* BEGIN RECORD EXTRACTS *

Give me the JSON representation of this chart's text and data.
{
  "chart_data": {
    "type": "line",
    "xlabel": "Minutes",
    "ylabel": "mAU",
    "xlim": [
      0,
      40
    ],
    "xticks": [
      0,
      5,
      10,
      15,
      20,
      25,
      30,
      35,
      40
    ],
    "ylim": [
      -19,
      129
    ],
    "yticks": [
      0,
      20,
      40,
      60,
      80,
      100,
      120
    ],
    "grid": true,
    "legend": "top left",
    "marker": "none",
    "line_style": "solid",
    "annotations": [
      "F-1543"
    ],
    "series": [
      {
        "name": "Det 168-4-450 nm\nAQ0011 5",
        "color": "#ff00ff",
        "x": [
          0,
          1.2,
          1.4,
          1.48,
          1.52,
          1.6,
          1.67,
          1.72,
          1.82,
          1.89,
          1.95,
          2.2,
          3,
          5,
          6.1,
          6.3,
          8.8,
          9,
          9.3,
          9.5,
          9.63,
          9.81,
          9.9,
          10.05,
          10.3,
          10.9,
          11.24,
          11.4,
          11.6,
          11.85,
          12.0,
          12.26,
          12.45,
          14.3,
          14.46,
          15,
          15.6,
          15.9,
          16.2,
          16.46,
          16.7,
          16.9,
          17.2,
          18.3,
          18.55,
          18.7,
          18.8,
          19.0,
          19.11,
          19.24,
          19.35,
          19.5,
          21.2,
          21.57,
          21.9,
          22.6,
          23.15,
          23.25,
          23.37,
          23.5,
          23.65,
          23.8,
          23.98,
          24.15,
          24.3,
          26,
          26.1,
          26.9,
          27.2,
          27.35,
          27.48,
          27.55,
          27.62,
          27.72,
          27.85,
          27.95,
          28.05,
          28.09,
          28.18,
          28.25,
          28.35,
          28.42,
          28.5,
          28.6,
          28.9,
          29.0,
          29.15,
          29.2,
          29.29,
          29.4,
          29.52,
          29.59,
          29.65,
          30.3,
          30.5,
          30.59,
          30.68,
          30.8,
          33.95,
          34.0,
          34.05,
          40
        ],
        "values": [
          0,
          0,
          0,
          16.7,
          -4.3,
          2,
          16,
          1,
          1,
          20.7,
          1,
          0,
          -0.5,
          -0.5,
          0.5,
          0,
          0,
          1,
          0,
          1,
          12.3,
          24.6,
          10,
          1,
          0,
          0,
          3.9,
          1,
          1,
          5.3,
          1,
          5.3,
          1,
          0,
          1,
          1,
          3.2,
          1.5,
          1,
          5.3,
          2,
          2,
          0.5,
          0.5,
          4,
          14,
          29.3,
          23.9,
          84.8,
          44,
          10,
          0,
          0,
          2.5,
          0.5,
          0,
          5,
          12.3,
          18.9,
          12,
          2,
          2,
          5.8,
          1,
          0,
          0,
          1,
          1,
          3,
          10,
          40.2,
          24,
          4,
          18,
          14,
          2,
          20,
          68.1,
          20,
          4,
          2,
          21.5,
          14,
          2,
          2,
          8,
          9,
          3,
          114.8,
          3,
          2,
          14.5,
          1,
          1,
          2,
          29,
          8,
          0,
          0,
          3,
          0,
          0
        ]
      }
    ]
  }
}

* END RECORD EXTRACTS *

— WRITTEN TASK —
Print the entries exactly. Include every one.

— FINISHED TASK —
Give me the JSON representation of this chart's text and data.
{
  "chart_data": {
    "type": "line",
    "xlabel": "Minutes",
    "ylabel": "mAU",
    "xlim": [
      0,
      40
    ],
    "xticks": [
      0,
      5,
      10,
      15,
      20,
      25,
      30,
      35,
      40
    ],
    "ylim": [
      -19,
      129
    ],
    "yticks": [
      0,
      20,
      40,
      60,
      80,
      100,
      120
    ],
    "grid": true,
    "legend": "top left",
    "marker": "none",
    "line_style": "solid",
    "annotations": [
      "F-1543"
    ],
    "series": [
      {
        "name": "Det 168-4-450 nm\nAQ0011 5",
        "color": "#ff00ff",
        "x": [
          0,
          1.2,
          1.4,
          1.48,
          1.52,
          1.6,
          1.67,
          1.72,
          1.82,
          1.89,
          1.95,
          2.2,
          3,
          5,
          6.1,
          6.3,
          8.8,
          9,
          9.3,
          9.5,
          9.63,
          9.81,
          9.9,
          10.05,
          10.3,
          10.9,
          11.24,
          11.4,
          11.6,
          11.85,
          12.0,
          12.26,
          12.45,
          14.3,
          14.46,
          15,
          15.6,
          15.9,
          16.2,
          16.46,
          16.7,
          16.9,
          17.2,
          18.3,
          18.55,
          18.7,
          18.8,
          19.0,
          19.11,
          19.24,
          19.35,
          19.5,
          21.2,
          21.57,
          21.9,
          22.6,
          23.15,
          23.25,
          23.37,
          23.5,
          23.65,
          23.8,
          23.98,
          24.15,
          24.3,
          26,
          26.1,
          26.9,
          27.2,
          27.35,
          27.48,
          27.55,
          27.62,
          27.72,
          27.85,
          27.95,
          28.05,
          28.09,
          28.18,
          28.25,
          28.35,
          28.42,
          28.5,
          28.6,
          28.9,
          29.0,
          29.15,
          29.2,
          29.29,
          29.4,
          29.52,
          29.59,
          29.65,
          30.3,
          30.5,
          30.59,
          30.68,
          30.8,
          33.95,
          34.0,
          34.05,
          40
        ],
        "values": [
          0,
          0,
          0,
          16.7,
          -4.3,
          2,
          16,
          1,
          1,
          20.7,
          1,
          0,
          -0.5,
          -0.5,
          0.5,
          0,
          0,
          1,
          0,
          1,
          12.3,
          24.6,
          10,
          1,
          0,
          0,
          3.9,
          1,
          1,
          5.3,
          1,
          5.3,
          1,
          0,
          1,
          1,
          3.2,
          1.5,
          1,
          5.3,
          2,
          2,
          0.5,
          0.5,
          4,
          14,
          29.3,
          23.9,
          84.8,
          44,
          10,
          0,
          0,
          2.5,
          0.5,
          0,
          5,
          12.3,
          18.9,
          12,
          2,
          2,
          5.8,
          1,
          0,
          0,
          1,
          1,
          3,
          10,
          40.2,
          24,
          4,
          18,
          14,
          2,
          20,
          68.1,
          20,
          4,
          2,
          21.5,
          14,
          2,
          2,
          8,
          9,
          3,
          114.8,
          3,
          2,
          14.5,
          1,
          1,
          2,
          29,
          8,
          0,
          0,
          3,
          0,
          0
        ]
      }
    ]
  }
}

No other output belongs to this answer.